Task description
Quote the full listing word for word.

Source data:
● ● ● ● ● ● ●
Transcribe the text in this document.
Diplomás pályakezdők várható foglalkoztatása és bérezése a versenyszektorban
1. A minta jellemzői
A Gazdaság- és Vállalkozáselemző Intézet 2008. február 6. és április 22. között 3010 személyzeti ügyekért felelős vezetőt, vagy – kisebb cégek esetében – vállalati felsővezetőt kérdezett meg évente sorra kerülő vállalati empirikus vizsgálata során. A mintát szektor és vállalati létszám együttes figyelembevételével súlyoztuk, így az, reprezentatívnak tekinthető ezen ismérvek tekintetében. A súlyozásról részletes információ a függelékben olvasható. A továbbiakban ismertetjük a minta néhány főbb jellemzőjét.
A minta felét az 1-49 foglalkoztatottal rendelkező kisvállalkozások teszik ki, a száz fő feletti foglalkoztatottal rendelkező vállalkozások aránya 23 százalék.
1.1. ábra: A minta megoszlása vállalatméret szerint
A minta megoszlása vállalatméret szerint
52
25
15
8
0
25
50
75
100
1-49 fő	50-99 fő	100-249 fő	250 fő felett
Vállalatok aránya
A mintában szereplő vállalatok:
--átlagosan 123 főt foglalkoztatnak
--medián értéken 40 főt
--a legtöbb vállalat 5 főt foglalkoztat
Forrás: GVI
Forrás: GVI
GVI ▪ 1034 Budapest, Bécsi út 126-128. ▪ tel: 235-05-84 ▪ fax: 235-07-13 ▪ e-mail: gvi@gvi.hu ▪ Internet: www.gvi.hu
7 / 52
● ● ● ● ● ● ●
Answer to the task
Transcribe the text in this document.
Diplomás pályakezdők várható foglalkoztatása és bérezése a versenyszektorban
1. A minta jellemzői
A Gazdaság- és Vállalkozáselemző Intézet 2008. február 6. és április 22. között 3010 személyzeti ügyekért felelős vezetőt, vagy – kisebb cégek esetében – vállalati felsővezetőt kérdezett meg évente sorra kerülő vállalati empirikus vizsgálata során. A mintát szektor és vállalati létszám együttes figyelembevételével súlyoztuk, így az, reprezentatívnak tekinthető ezen ismérvek tekintetében. A súlyozásról részletes információ a függelékben olvasható. A továbbiakban ismertetjük a minta néhány főbb jellemzőjét.
A minta felét az 1-49 foglalkoztatottal rendelkező kisvállalkozások teszik ki, a száz fő feletti foglalkoztatottal rendelkező vállalkozások aránya 23 százalék.
1.1. ábra: A minta megoszlása vállalatméret szerint
A minta megoszlása vállalatméret szerint
52
25
15
8
0
25
50
75
100
1-49 fő	50-99 fő	100-249 fő	250 fő felett
Vállalatok aránya
A mintában szereplő vállalatok:
--átlagosan 123 főt foglalkoztatnak
--medián értéken 40 főt
--a legtöbb vállalat 5 főt foglalkoztat
Forrás: GVI
Forrás: GVI
GVI ▪ 1034 Budapest, Bécsi út 126-128. ▪ tel: 235-05-84 ▪ fax: 235-07-13 ▪ e-mail: gvi@gvi.hu ▪ Internet: www.gvi.hu
7 / 52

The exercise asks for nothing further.